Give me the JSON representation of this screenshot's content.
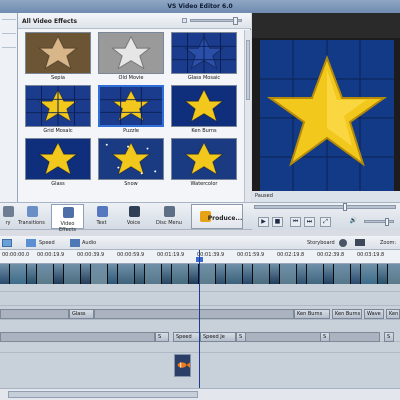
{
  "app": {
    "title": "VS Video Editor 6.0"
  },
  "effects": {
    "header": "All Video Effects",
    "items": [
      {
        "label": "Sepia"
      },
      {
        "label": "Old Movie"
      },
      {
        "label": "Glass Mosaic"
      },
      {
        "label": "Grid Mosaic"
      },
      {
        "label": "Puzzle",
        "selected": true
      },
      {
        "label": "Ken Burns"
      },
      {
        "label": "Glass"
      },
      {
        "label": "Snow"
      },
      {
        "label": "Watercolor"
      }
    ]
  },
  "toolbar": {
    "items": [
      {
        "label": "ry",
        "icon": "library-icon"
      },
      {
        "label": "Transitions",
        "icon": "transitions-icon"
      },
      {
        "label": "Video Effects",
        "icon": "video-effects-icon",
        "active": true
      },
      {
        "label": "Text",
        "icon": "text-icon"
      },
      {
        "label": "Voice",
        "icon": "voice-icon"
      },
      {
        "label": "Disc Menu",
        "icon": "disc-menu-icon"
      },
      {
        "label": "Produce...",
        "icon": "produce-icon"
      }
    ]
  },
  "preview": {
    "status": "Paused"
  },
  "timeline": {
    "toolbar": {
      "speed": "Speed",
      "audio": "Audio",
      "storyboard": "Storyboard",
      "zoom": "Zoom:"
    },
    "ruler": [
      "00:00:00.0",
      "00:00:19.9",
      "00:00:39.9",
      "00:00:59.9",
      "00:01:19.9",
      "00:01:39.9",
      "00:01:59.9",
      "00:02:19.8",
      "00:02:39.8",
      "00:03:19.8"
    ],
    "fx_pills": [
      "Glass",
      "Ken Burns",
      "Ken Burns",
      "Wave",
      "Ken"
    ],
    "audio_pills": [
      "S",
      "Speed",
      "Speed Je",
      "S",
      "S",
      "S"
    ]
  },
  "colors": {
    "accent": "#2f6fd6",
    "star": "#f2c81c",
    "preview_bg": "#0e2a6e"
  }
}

——

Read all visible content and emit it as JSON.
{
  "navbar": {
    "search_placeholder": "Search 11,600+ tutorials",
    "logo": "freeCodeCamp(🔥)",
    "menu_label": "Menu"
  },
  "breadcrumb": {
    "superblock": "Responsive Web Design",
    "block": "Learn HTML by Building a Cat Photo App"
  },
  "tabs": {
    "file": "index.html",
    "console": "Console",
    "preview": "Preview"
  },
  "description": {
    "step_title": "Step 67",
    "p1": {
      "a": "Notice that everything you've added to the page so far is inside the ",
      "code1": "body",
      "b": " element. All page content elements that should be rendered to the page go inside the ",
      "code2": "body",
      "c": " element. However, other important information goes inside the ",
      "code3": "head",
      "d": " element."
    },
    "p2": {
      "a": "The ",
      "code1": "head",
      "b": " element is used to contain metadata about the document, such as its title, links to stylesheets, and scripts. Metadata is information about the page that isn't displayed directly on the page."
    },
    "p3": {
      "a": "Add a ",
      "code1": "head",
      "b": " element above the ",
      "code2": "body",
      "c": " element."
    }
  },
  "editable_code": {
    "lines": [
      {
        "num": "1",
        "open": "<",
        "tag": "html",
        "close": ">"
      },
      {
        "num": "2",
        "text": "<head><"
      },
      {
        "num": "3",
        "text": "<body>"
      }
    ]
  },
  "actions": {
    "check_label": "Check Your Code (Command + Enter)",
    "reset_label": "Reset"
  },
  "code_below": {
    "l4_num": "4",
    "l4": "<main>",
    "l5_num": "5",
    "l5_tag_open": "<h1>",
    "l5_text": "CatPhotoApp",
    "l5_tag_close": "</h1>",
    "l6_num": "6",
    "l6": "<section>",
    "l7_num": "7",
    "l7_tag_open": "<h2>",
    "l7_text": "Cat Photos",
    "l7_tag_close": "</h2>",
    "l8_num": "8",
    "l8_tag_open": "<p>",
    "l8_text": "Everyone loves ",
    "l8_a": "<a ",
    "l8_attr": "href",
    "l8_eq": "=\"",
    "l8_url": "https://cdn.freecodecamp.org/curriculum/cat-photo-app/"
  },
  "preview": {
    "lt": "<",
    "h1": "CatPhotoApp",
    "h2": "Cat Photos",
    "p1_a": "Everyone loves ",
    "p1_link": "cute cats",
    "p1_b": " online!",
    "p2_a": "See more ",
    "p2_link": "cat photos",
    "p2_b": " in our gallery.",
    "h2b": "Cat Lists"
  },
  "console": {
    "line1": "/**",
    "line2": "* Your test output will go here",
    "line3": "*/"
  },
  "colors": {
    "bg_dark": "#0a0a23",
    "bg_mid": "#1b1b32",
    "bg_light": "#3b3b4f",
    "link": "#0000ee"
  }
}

——

TO DO:
Your answer should be a single number: how many lines in the data above include "JSON"?

ANSWER FOR THE TASK:
2